### Work instructions
Every line below should be copied exactly; drop the pictures.

### The data

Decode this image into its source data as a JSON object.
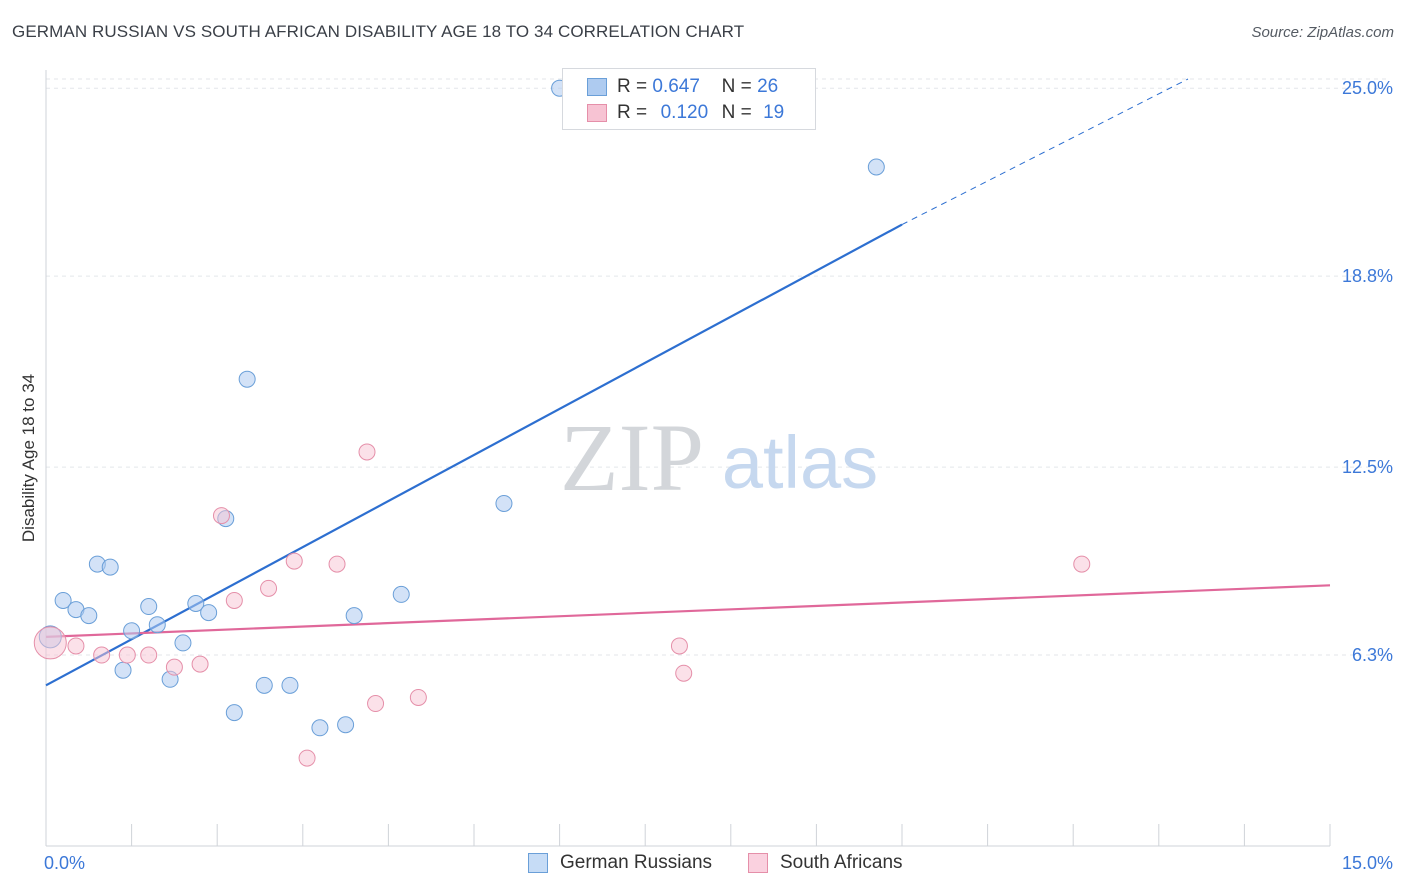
{
  "header": {
    "title": "GERMAN RUSSIAN VS SOUTH AFRICAN DISABILITY AGE 18 TO 34 CORRELATION CHART",
    "source": "Source: ZipAtlas.com"
  },
  "watermark": {
    "zip": "ZIP",
    "atlas": "atlas"
  },
  "legend": {
    "rows": [
      {
        "r_label": "R =",
        "r_value": "0.647",
        "n_label": "N =",
        "n_value": "26",
        "color": "#aecbf0",
        "border": "#6a9fd8"
      },
      {
        "r_label": "R =",
        "r_value": "0.120",
        "n_label": "N =",
        "n_value": "19",
        "color": "#f7c3d3",
        "border": "#e58fa9"
      }
    ]
  },
  "bottom_legend": [
    {
      "label": "German Russians",
      "color": "#c6dcf6",
      "border": "#6a9fd8"
    },
    {
      "label": "South Africans",
      "color": "#fad1df",
      "border": "#e58fa9"
    }
  ],
  "colors": {
    "blue_line": "#2d6fd0",
    "pink_line": "#e0689a",
    "tick_label": "#3c78d8",
    "grid": "#e3e6ea"
  },
  "chart_data": {
    "type": "scatter",
    "ylabel": "Disability Age 18 to 34",
    "xlim": [
      0,
      15
    ],
    "ylim": [
      0,
      25.6
    ],
    "x_tick_labels": [
      {
        "value": 0,
        "label": "0.0%"
      },
      {
        "value": 15,
        "label": "15.0%"
      }
    ],
    "y_tick_labels": [
      {
        "value": 6.3,
        "label": "6.3%"
      },
      {
        "value": 12.5,
        "label": "12.5%"
      },
      {
        "value": 18.8,
        "label": "18.8%"
      },
      {
        "value": 25.0,
        "label": "25.0%"
      }
    ],
    "grid": true,
    "legend_position": "top-center",
    "series": [
      {
        "name": "German Russians",
        "color": "#aecbf0",
        "points": [
          [
            0.05,
            6.9
          ],
          [
            0.2,
            8.1
          ],
          [
            0.35,
            7.8
          ],
          [
            0.5,
            7.6
          ],
          [
            0.6,
            9.3
          ],
          [
            0.75,
            9.2
          ],
          [
            0.9,
            5.8
          ],
          [
            1.0,
            7.1
          ],
          [
            1.2,
            7.9
          ],
          [
            1.3,
            7.3
          ],
          [
            1.45,
            5.5
          ],
          [
            1.6,
            6.7
          ],
          [
            1.75,
            8.0
          ],
          [
            1.9,
            7.7
          ],
          [
            2.1,
            10.8
          ],
          [
            2.2,
            4.4
          ],
          [
            2.35,
            15.4
          ],
          [
            2.55,
            5.3
          ],
          [
            2.85,
            5.3
          ],
          [
            3.2,
            3.9
          ],
          [
            3.5,
            4.0
          ],
          [
            3.6,
            7.6
          ],
          [
            4.15,
            8.3
          ],
          [
            5.35,
            11.3
          ],
          [
            6.0,
            25.0
          ],
          [
            9.7,
            22.4
          ]
        ]
      },
      {
        "name": "South Africans",
        "color": "#f7c3d3",
        "points": [
          [
            0.05,
            6.7
          ],
          [
            0.35,
            6.6
          ],
          [
            0.65,
            6.3
          ],
          [
            0.95,
            6.3
          ],
          [
            1.2,
            6.3
          ],
          [
            1.5,
            5.9
          ],
          [
            1.8,
            6.0
          ],
          [
            2.05,
            10.9
          ],
          [
            2.2,
            8.1
          ],
          [
            2.6,
            8.5
          ],
          [
            2.9,
            9.4
          ],
          [
            3.05,
            2.9
          ],
          [
            3.4,
            9.3
          ],
          [
            3.75,
            13.0
          ],
          [
            3.85,
            4.7
          ],
          [
            4.35,
            4.9
          ],
          [
            7.4,
            6.6
          ],
          [
            7.45,
            5.7
          ],
          [
            12.1,
            9.3
          ]
        ]
      }
    ],
    "trendlines": [
      {
        "series": "German Russians",
        "x": [
          0,
          10.0
        ],
        "y": [
          5.3,
          20.5
        ],
        "dashed_extension": {
          "x": [
            10.0,
            15.3
          ],
          "y": [
            20.5,
            28.6
          ]
        }
      },
      {
        "series": "South Africans",
        "x": [
          0,
          15.0
        ],
        "y": [
          6.9,
          8.6
        ]
      }
    ]
  }
}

### Correct response
Decode this image into its source data as a JSON object.
{
  "header": {
    "title": "GERMAN RUSSIAN VS SOUTH AFRICAN DISABILITY AGE 18 TO 34 CORRELATION CHART",
    "source": "Source: ZipAtlas.com"
  },
  "watermark": {
    "zip": "ZIP",
    "atlas": "atlas"
  },
  "legend": {
    "rows": [
      {
        "r_label": "R =",
        "r_value": "0.647",
        "n_label": "N =",
        "n_value": "26",
        "color": "#aecbf0",
        "border": "#6a9fd8"
      },
      {
        "r_label": "R =",
        "r_value": "0.120",
        "n_label": "N =",
        "n_value": "19",
        "color": "#f7c3d3",
        "border": "#e58fa9"
      }
    ]
  },
  "bottom_legend": [
    {
      "label": "German Russians",
      "color": "#c6dcf6",
      "border": "#6a9fd8"
    },
    {
      "label": "South Africans",
      "color": "#fad1df",
      "border": "#e58fa9"
    }
  ],
  "colors": {
    "blue_line": "#2d6fd0",
    "pink_line": "#e0689a",
    "tick_label": "#3c78d8",
    "grid": "#e3e6ea"
  },
  "chart_data": {
    "type": "scatter",
    "ylabel": "Disability Age 18 to 34",
    "xlim": [
      0,
      15
    ],
    "ylim": [
      0,
      25.6
    ],
    "x_tick_labels": [
      {
        "value": 0,
        "label": "0.0%"
      },
      {
        "value": 15,
        "label": "15.0%"
      }
    ],
    "y_tick_labels": [
      {
        "value": 6.3,
        "label": "6.3%"
      },
      {
        "value": 12.5,
        "label": "12.5%"
      },
      {
        "value": 18.8,
        "label": "18.8%"
      },
      {
        "value": 25.0,
        "label": "25.0%"
      }
    ],
    "grid": true,
    "legend_position": "top-center",
    "series": [
      {
        "name": "German Russians",
        "color": "#aecbf0",
        "points": [
          [
            0.05,
            6.9
          ],
          [
            0.2,
            8.1
          ],
          [
            0.35,
            7.8
          ],
          [
            0.5,
            7.6
          ],
          [
            0.6,
            9.3
          ],
          [
            0.75,
            9.2
          ],
          [
            0.9,
            5.8
          ],
          [
            1.0,
            7.1
          ],
          [
            1.2,
            7.9
          ],
          [
            1.3,
            7.3
          ],
          [
            1.45,
            5.5
          ],
          [
            1.6,
            6.7
          ],
          [
            1.75,
            8.0
          ],
          [
            1.9,
            7.7
          ],
          [
            2.1,
            10.8
          ],
          [
            2.2,
            4.4
          ],
          [
            2.35,
            15.4
          ],
          [
            2.55,
            5.3
          ],
          [
            2.85,
            5.3
          ],
          [
            3.2,
            3.9
          ],
          [
            3.5,
            4.0
          ],
          [
            3.6,
            7.6
          ],
          [
            4.15,
            8.3
          ],
          [
            5.35,
            11.3
          ],
          [
            6.0,
            25.0
          ],
          [
            9.7,
            22.4
          ]
        ]
      },
      {
        "name": "South Africans",
        "color": "#f7c3d3",
        "points": [
          [
            0.05,
            6.7
          ],
          [
            0.35,
            6.6
          ],
          [
            0.65,
            6.3
          ],
          [
            0.95,
            6.3
          ],
          [
            1.2,
            6.3
          ],
          [
            1.5,
            5.9
          ],
          [
            1.8,
            6.0
          ],
          [
            2.05,
            10.9
          ],
          [
            2.2,
            8.1
          ],
          [
            2.6,
            8.5
          ],
          [
            2.9,
            9.4
          ],
          [
            3.05,
            2.9
          ],
          [
            3.4,
            9.3
          ],
          [
            3.75,
            13.0
          ],
          [
            3.85,
            4.7
          ],
          [
            4.35,
            4.9
          ],
          [
            7.4,
            6.6
          ],
          [
            7.45,
            5.7
          ],
          [
            12.1,
            9.3
          ]
        ]
      }
    ],
    "trendlines": [
      {
        "series": "German Russians",
        "x": [
          0,
          10.0
        ],
        "y": [
          5.3,
          20.5
        ],
        "dashed_extension": {
          "x": [
            10.0,
            15.3
          ],
          "y": [
            20.5,
            28.6
          ]
        }
      },
      {
        "series": "South Africans",
        "x": [
          0,
          15.0
        ],
        "y": [
          6.9,
          8.6
        ]
      }
    ]
  }
}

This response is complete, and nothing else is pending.